### Task inputs
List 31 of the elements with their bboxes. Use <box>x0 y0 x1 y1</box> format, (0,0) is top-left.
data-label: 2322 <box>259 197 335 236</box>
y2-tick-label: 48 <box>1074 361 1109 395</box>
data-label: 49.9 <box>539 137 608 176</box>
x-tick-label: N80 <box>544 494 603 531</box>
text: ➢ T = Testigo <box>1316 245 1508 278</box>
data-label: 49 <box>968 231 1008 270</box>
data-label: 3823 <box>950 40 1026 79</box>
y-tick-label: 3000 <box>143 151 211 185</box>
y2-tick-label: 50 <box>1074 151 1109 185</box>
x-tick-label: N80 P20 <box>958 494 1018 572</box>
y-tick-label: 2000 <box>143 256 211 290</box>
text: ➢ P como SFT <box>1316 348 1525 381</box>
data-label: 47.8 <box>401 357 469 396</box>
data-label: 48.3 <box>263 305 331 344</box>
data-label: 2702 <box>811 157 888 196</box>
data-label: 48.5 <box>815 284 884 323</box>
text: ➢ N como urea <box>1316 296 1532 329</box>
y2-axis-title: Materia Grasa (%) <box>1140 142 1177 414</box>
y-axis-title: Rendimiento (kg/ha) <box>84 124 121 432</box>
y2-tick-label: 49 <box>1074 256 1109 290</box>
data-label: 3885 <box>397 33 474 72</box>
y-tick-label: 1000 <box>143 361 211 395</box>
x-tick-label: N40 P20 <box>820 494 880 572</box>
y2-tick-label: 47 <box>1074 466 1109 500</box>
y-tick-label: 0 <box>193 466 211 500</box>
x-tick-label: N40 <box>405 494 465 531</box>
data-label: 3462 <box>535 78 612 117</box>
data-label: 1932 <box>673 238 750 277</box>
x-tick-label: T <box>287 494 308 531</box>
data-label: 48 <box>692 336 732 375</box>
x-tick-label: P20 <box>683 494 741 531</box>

### Set problem
Reproduce all of the items above line for line, without changing a single character.

### Result for this task
List 31 of the elements with their bboxes. Use <box>x0 y0 x1 y1</box> format, (0,0) is top-left.
data-label: 2322 <box>259 197 335 236</box>
y2-tick-label: 48 <box>1074 361 1109 395</box>
data-label: 49.9 <box>539 137 608 176</box>
x-tick-label: N80 <box>544 494 603 531</box>
text: ➢ T = Testigo <box>1316 245 1508 278</box>
data-label: 49 <box>968 231 1008 270</box>
data-label: 3823 <box>950 40 1026 79</box>
y-tick-label: 3000 <box>143 151 211 185</box>
y2-tick-label: 50 <box>1074 151 1109 185</box>
x-tick-label: N80 P20 <box>958 494 1018 572</box>
y-tick-label: 2000 <box>143 256 211 290</box>
text: ➢ P como SFT <box>1316 348 1525 381</box>
data-label: 47.8 <box>401 357 469 396</box>
data-label: 48.3 <box>263 305 331 344</box>
data-label: 2702 <box>811 157 888 196</box>
data-label: 48.5 <box>815 284 884 323</box>
text: ➢ N como urea <box>1316 296 1532 329</box>
y2-axis-title: Materia Grasa (%) <box>1140 142 1177 414</box>
y-axis-title: Rendimiento (kg/ha) <box>84 124 121 432</box>
y2-tick-label: 49 <box>1074 256 1109 290</box>
data-label: 3885 <box>397 33 474 72</box>
y-tick-label: 1000 <box>143 361 211 395</box>
x-tick-label: N40 P20 <box>820 494 880 572</box>
y2-tick-label: 47 <box>1074 466 1109 500</box>
y-tick-label: 0 <box>193 466 211 500</box>
x-tick-label: N40 <box>405 494 465 531</box>
data-label: 3462 <box>535 78 612 117</box>
data-label: 1932 <box>673 238 750 277</box>
x-tick-label: T <box>287 494 308 531</box>
data-label: 48 <box>692 336 732 375</box>
x-tick-label: P20 <box>683 494 741 531</box>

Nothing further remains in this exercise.